## What the exercise asks
Print the listing below exactly.

## Material provided
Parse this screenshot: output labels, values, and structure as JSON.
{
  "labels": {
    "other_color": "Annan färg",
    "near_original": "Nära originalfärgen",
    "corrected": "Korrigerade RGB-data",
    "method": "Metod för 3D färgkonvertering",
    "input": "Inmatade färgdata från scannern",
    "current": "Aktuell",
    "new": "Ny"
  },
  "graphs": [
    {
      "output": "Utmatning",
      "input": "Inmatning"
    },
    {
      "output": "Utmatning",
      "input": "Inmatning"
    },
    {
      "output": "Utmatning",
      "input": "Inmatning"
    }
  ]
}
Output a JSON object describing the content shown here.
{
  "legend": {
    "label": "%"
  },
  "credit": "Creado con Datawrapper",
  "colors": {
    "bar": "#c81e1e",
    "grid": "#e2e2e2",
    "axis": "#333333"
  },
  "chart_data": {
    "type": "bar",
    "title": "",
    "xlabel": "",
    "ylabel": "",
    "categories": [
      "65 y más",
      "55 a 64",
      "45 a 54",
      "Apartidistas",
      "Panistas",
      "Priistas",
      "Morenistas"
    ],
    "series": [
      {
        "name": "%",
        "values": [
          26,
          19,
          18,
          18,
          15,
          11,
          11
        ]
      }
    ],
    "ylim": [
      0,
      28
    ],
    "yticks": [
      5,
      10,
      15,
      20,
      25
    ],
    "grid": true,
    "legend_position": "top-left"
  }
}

## Answer below
Parse this screenshot: output labels, values, and structure as JSON.
{
  "labels": {
    "other_color": "Annan färg",
    "near_original": "Nära originalfärgen",
    "corrected": "Korrigerade RGB-data",
    "method": "Metod för 3D färgkonvertering",
    "input": "Inmatade färgdata från scannern",
    "current": "Aktuell",
    "new": "Ny"
  },
  "graphs": [
    {
      "output": "Utmatning",
      "input": "Inmatning"
    },
    {
      "output": "Utmatning",
      "input": "Inmatning"
    },
    {
      "output": "Utmatning",
      "input": "Inmatning"
    }
  ]
}
Output a JSON object describing the content shown here.
{
  "legend": {
    "label": "%"
  },
  "credit": "Creado con Datawrapper",
  "colors": {
    "bar": "#c81e1e",
    "grid": "#e2e2e2",
    "axis": "#333333"
  },
  "chart_data": {
    "type": "bar",
    "title": "",
    "xlabel": "",
    "ylabel": "",
    "categories": [
      "65 y más",
      "55 a 64",
      "45 a 54",
      "Apartidistas",
      "Panistas",
      "Priistas",
      "Morenistas"
    ],
    "series": [
      {
        "name": "%",
        "values": [
          26,
          19,
          18,
          18,
          15,
          11,
          11
        ]
      }
    ],
    "ylim": [
      0,
      28
    ],
    "yticks": [
      5,
      10,
      15,
      20,
      25
    ],
    "grid": true,
    "legend_position": "top-left"
  }
}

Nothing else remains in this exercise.